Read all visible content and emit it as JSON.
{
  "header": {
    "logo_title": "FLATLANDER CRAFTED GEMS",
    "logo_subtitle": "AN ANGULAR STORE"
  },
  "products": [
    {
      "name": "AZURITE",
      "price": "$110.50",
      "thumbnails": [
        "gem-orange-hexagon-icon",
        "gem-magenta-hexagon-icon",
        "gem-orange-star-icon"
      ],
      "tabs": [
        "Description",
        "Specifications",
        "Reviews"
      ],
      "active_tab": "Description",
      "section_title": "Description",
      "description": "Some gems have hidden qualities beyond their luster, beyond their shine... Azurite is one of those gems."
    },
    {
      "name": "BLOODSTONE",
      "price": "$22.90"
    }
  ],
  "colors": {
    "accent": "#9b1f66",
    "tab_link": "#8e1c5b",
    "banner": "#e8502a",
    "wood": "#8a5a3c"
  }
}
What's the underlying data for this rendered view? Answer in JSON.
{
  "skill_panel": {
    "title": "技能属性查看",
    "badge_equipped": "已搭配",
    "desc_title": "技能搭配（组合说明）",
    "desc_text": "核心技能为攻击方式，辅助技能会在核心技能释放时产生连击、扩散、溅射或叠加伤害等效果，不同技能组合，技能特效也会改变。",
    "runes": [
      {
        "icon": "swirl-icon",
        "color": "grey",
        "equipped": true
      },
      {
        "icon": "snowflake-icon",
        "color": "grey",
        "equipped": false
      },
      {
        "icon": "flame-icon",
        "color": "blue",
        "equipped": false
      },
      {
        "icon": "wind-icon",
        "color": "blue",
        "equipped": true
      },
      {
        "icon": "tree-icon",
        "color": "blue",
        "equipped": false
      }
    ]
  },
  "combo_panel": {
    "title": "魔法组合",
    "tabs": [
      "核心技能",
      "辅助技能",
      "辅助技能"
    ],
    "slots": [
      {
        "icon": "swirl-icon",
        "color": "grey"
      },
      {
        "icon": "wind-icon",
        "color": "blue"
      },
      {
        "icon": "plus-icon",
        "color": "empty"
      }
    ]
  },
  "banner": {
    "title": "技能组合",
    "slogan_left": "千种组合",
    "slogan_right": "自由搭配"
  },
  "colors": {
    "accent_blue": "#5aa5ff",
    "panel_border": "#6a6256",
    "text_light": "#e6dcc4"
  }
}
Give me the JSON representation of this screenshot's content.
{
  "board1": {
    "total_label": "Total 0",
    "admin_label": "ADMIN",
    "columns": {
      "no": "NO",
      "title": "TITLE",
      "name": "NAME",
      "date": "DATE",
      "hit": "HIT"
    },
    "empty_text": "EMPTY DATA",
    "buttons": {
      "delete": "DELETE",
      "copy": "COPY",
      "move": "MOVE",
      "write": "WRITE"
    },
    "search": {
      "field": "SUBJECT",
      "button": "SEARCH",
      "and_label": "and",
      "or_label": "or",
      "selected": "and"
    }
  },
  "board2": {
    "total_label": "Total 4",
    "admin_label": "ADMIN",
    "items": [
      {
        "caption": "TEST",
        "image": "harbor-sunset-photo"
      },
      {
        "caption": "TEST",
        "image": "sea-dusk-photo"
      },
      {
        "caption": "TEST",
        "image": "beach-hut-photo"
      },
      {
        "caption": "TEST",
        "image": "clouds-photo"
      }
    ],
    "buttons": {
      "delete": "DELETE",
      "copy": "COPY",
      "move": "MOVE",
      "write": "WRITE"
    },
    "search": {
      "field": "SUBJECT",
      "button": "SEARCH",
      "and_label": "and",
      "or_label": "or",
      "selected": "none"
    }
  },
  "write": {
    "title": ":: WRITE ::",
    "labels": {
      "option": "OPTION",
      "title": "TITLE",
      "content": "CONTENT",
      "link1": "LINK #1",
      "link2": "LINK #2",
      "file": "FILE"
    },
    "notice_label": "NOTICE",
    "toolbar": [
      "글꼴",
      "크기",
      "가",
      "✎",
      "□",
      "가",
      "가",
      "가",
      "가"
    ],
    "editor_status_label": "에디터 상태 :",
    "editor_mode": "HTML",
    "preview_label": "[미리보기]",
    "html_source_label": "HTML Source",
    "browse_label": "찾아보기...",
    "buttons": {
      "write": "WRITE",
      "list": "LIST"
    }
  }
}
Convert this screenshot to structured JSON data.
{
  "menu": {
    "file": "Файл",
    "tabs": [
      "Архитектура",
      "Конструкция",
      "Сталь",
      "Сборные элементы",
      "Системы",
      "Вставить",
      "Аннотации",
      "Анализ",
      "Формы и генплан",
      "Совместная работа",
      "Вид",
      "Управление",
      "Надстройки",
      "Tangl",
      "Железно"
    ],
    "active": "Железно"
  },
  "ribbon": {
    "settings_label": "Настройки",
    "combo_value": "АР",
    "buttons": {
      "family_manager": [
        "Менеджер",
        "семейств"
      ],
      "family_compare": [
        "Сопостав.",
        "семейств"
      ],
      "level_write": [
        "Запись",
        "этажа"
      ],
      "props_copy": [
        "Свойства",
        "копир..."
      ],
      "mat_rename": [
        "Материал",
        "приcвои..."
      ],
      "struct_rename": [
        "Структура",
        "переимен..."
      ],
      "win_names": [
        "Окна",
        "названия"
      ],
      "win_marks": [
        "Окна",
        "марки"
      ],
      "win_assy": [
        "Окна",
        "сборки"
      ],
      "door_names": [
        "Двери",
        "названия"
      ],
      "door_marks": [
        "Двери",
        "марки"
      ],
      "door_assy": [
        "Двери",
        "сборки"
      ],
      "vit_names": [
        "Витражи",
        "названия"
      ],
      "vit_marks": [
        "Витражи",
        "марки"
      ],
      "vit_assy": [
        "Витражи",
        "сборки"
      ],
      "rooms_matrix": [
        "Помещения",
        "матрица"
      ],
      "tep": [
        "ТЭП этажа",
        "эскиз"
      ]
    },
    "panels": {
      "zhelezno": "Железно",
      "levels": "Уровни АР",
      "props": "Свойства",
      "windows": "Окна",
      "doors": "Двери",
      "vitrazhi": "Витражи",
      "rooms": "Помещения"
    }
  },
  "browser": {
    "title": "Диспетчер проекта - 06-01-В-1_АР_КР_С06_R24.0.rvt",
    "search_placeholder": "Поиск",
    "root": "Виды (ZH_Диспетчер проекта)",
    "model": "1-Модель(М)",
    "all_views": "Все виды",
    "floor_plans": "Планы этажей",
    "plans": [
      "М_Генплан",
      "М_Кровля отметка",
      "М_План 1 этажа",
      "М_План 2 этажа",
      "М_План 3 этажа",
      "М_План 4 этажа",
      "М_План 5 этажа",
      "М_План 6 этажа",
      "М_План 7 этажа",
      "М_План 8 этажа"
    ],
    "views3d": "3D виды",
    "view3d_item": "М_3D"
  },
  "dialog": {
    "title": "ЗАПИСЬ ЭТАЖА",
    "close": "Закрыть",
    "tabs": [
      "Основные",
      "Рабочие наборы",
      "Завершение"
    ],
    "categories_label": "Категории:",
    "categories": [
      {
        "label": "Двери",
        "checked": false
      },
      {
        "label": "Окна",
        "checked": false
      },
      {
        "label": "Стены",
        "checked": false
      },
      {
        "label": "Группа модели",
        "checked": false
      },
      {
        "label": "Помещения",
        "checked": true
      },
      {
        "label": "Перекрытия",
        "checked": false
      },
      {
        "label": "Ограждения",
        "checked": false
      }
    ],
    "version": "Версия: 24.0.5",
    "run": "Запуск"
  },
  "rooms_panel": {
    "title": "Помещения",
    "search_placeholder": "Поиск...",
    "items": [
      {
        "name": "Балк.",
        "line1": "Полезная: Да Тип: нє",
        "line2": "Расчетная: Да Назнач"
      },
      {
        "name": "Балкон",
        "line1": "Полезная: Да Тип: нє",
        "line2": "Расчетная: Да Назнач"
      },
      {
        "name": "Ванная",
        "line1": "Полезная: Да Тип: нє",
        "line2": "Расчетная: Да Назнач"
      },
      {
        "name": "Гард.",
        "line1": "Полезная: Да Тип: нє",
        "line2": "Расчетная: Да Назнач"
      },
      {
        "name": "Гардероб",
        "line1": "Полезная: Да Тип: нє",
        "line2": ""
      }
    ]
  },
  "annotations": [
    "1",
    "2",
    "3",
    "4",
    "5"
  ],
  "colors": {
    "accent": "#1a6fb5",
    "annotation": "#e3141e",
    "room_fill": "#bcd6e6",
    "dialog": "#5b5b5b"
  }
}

****************************************

• Task requirements
Scan the listing above and copy all lines containing the word "this".

• Output below
What's the underlying data for this rendered view? Answer in JSON.
Give me the JSON representation of this screenshot's content.
Convert this screenshot to structured JSON data.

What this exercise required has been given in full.